Source data
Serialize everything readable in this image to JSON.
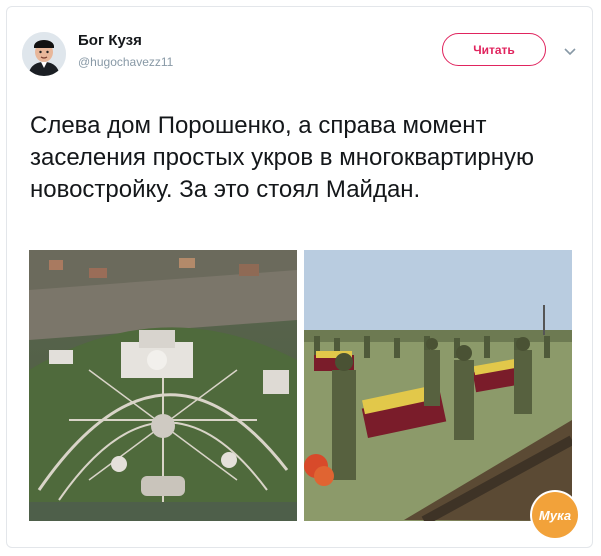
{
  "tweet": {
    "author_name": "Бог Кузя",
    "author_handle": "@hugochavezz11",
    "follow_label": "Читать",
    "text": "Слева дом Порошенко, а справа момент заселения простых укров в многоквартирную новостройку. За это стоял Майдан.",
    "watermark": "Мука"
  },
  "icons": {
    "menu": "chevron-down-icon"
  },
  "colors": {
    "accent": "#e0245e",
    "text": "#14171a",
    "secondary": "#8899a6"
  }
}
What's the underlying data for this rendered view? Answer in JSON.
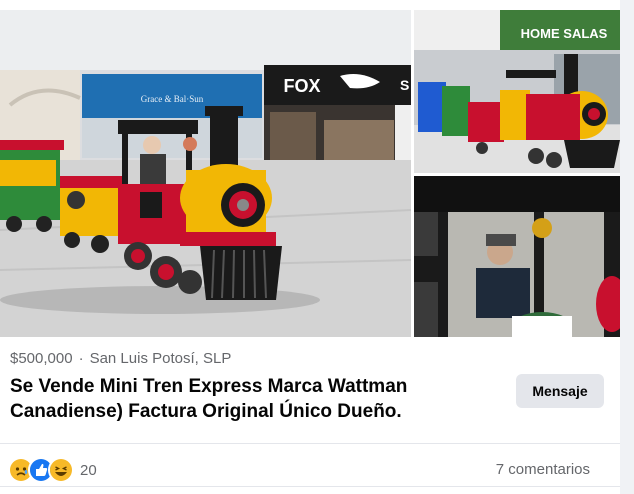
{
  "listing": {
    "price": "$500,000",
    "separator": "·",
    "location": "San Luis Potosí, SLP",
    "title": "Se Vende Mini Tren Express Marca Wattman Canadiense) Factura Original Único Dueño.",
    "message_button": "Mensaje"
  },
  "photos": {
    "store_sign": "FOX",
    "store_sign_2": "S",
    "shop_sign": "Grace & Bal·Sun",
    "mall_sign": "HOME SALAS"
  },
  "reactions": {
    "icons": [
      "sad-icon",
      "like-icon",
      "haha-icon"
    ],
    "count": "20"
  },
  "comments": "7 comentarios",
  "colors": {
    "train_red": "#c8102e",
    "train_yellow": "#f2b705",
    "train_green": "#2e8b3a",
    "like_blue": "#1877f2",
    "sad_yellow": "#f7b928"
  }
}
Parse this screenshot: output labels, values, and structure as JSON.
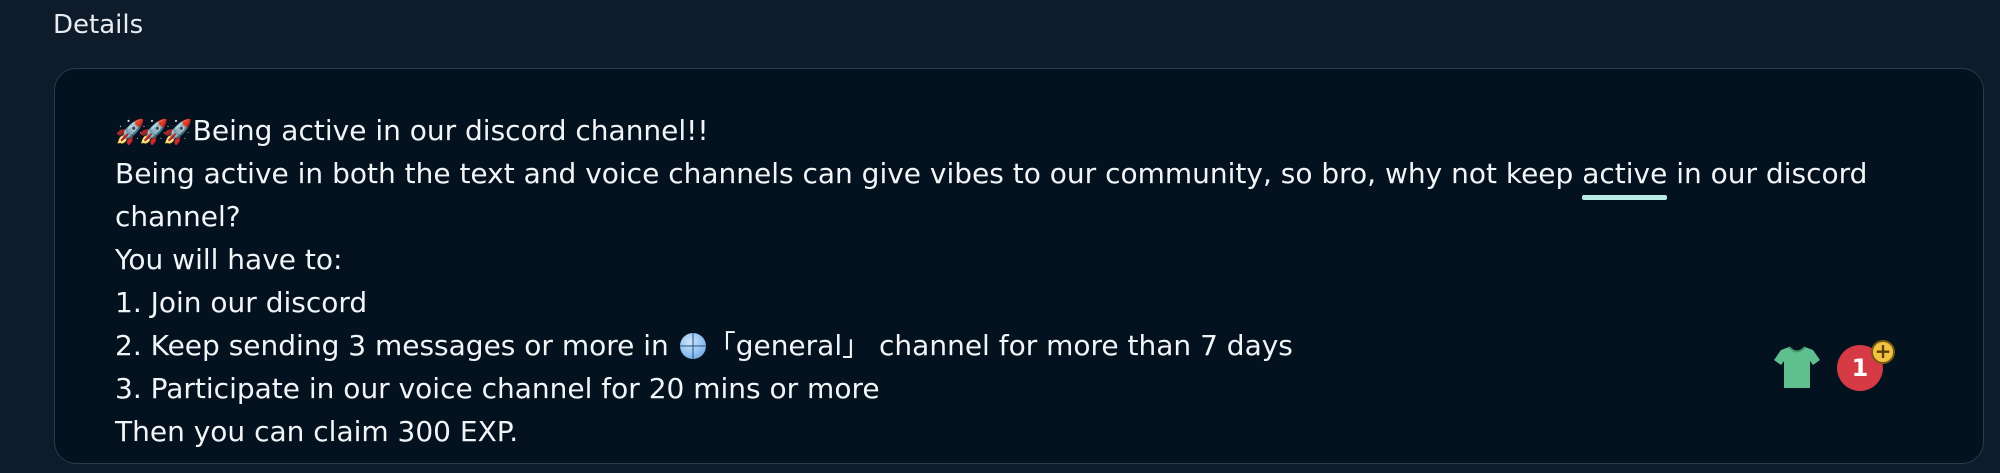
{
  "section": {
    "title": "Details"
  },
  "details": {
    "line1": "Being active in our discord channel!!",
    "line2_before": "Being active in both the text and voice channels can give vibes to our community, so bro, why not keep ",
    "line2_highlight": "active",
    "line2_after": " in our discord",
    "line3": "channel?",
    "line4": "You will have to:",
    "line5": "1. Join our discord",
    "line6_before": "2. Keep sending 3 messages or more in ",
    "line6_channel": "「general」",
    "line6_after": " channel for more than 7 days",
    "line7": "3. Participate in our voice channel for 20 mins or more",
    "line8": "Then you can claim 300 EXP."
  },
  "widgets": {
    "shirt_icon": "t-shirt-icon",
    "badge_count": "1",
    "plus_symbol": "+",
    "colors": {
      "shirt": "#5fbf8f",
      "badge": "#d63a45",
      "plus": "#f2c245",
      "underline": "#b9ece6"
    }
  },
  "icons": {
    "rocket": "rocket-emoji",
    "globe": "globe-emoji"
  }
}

=== WORK TO BE COMPLETED ===
The word "JSON" appears in how many lines of the data? Answer with only the number.

=== WRITTEN REPLY ===
3